**MATERIAL**
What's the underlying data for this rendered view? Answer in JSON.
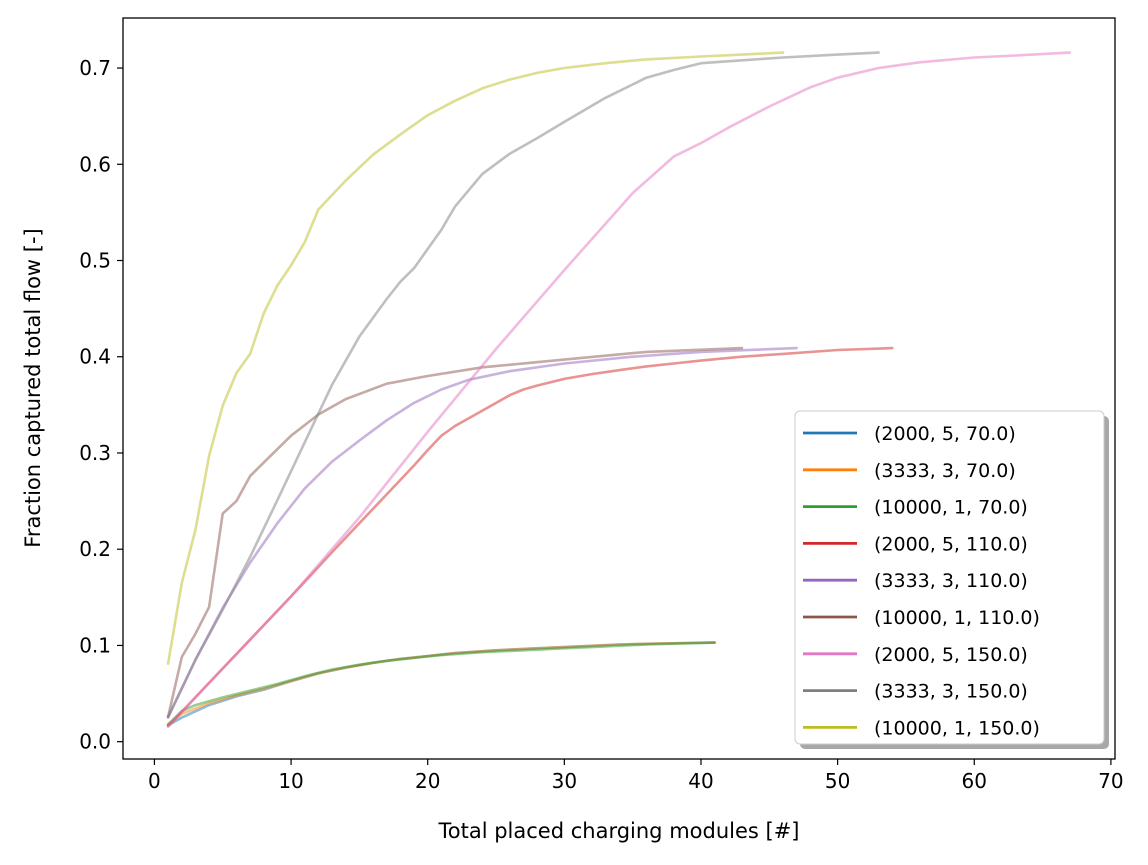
{
  "chart_data": {
    "type": "line",
    "title": "",
    "xlabel": "Total placed charging modules [#]",
    "ylabel": "Fraction captured total flow [-]",
    "xlim": [
      -2.3,
      70.3
    ],
    "ylim": [
      -0.018,
      0.752
    ],
    "xticks": [
      0,
      10,
      20,
      30,
      40,
      50,
      60,
      70
    ],
    "yticks": [
      0.0,
      0.1,
      0.2,
      0.3,
      0.4,
      0.5,
      0.6,
      0.7
    ],
    "ytick_labels": [
      "0.0",
      "0.1",
      "0.2",
      "0.3",
      "0.4",
      "0.5",
      "0.6",
      "0.7"
    ],
    "grid": false,
    "legend_position": "lower right",
    "series": [
      {
        "name": "(2000, 5, 70.0)",
        "color": "#1f77b4",
        "x": [
          1,
          2,
          4,
          6,
          8,
          10,
          12,
          14,
          16,
          18,
          20,
          22,
          25,
          28,
          31,
          34,
          37,
          41
        ],
        "y": [
          0.017,
          0.025,
          0.038,
          0.047,
          0.054,
          0.063,
          0.071,
          0.077,
          0.082,
          0.086,
          0.089,
          0.092,
          0.095,
          0.097,
          0.099,
          0.101,
          0.102,
          0.103
        ]
      },
      {
        "name": "(3333, 3, 70.0)",
        "color": "#ff7f0e",
        "x": [
          1,
          2,
          4,
          6,
          8,
          10,
          12,
          14,
          16,
          18,
          20,
          22,
          25,
          28,
          31,
          34,
          37,
          41
        ],
        "y": [
          0.018,
          0.029,
          0.04,
          0.048,
          0.055,
          0.063,
          0.071,
          0.077,
          0.082,
          0.086,
          0.089,
          0.092,
          0.095,
          0.097,
          0.099,
          0.101,
          0.102,
          0.103
        ]
      },
      {
        "name": "(10000, 1, 70.0)",
        "color": "#2ca02c",
        "x": [
          1,
          2,
          3,
          5,
          7,
          9,
          11,
          13,
          15,
          17,
          19,
          21,
          24,
          27,
          30,
          33,
          36,
          41
        ],
        "y": [
          0.018,
          0.032,
          0.038,
          0.046,
          0.053,
          0.06,
          0.068,
          0.075,
          0.08,
          0.084,
          0.087,
          0.09,
          0.093,
          0.095,
          0.097,
          0.099,
          0.101,
          0.103
        ]
      },
      {
        "name": "(2000, 5, 110.0)",
        "color": "#d62728",
        "x": [
          1,
          3,
          5,
          7,
          9,
          11,
          13,
          15,
          17,
          19,
          20,
          21,
          22,
          24,
          26,
          27,
          28,
          30,
          32,
          34,
          36,
          38,
          40,
          43,
          46,
          50,
          54
        ],
        "y": [
          0.016,
          0.046,
          0.076,
          0.106,
          0.136,
          0.166,
          0.197,
          0.227,
          0.257,
          0.287,
          0.303,
          0.318,
          0.328,
          0.344,
          0.36,
          0.366,
          0.37,
          0.377,
          0.382,
          0.386,
          0.39,
          0.393,
          0.396,
          0.4,
          0.403,
          0.407,
          0.409
        ]
      },
      {
        "name": "(3333, 3, 110.0)",
        "color": "#9467bd",
        "x": [
          1,
          3,
          5,
          7,
          9,
          11,
          13,
          15,
          17,
          19,
          21,
          23,
          26,
          30,
          35,
          40,
          47
        ],
        "y": [
          0.025,
          0.085,
          0.139,
          0.186,
          0.227,
          0.263,
          0.291,
          0.313,
          0.334,
          0.352,
          0.366,
          0.376,
          0.385,
          0.393,
          0.4,
          0.405,
          0.409
        ]
      },
      {
        "name": "(10000, 1, 110.0)",
        "color": "#8c564b",
        "x": [
          1,
          2,
          3,
          4,
          5,
          6,
          7,
          8,
          10,
          12,
          14,
          17,
          20,
          24,
          30,
          36,
          43
        ],
        "y": [
          0.026,
          0.088,
          0.112,
          0.14,
          0.237,
          0.25,
          0.276,
          0.29,
          0.318,
          0.34,
          0.356,
          0.372,
          0.38,
          0.389,
          0.397,
          0.405,
          0.409
        ]
      },
      {
        "name": "(2000, 5, 150.0)",
        "color": "#e377c2",
        "x": [
          1,
          5,
          10,
          15,
          20,
          25,
          30,
          35,
          38,
          40,
          42,
          45,
          48,
          50,
          53,
          56,
          60,
          63,
          67
        ],
        "y": [
          0.016,
          0.076,
          0.151,
          0.233,
          0.322,
          0.408,
          0.49,
          0.57,
          0.608,
          0.622,
          0.638,
          0.66,
          0.68,
          0.69,
          0.7,
          0.706,
          0.711,
          0.713,
          0.716
        ]
      },
      {
        "name": "(3333, 3, 150.0)",
        "color": "#7f7f7f",
        "x": [
          1,
          3,
          5,
          7,
          9,
          11,
          13,
          15,
          17,
          18,
          19,
          21,
          22,
          24,
          26,
          28,
          30,
          33,
          36,
          38,
          40,
          43,
          46,
          50,
          53
        ],
        "y": [
          0.026,
          0.085,
          0.137,
          0.192,
          0.251,
          0.311,
          0.371,
          0.421,
          0.46,
          0.478,
          0.492,
          0.532,
          0.556,
          0.59,
          0.611,
          0.627,
          0.644,
          0.669,
          0.69,
          0.698,
          0.705,
          0.708,
          0.711,
          0.714,
          0.716
        ]
      },
      {
        "name": "(10000, 1, 150.0)",
        "color": "#bcbd22",
        "x": [
          1,
          2,
          3,
          4,
          5,
          6,
          7,
          8,
          9,
          10,
          11,
          12,
          14,
          16,
          18,
          20,
          22,
          24,
          26,
          28,
          30,
          33,
          36,
          40,
          43,
          46
        ],
        "y": [
          0.081,
          0.165,
          0.22,
          0.297,
          0.349,
          0.383,
          0.403,
          0.445,
          0.474,
          0.495,
          0.519,
          0.553,
          0.583,
          0.61,
          0.631,
          0.651,
          0.666,
          0.679,
          0.688,
          0.695,
          0.7,
          0.705,
          0.709,
          0.712,
          0.714,
          0.716
        ]
      }
    ]
  }
}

**GIVEN PROBLEM**
Copy every line in the listing above where the string "color" turns up.

**RESPONSE**
        "color": "#1f77b4",
        "color": "#ff7f0e",
        "color": "#2ca02c",
        "color": "#d62728",
        "color": "#9467bd",
        "color": "#8c564b",
        "color": "#e377c2",
        "color": "#7f7f7f",
        "color": "#bcbd22",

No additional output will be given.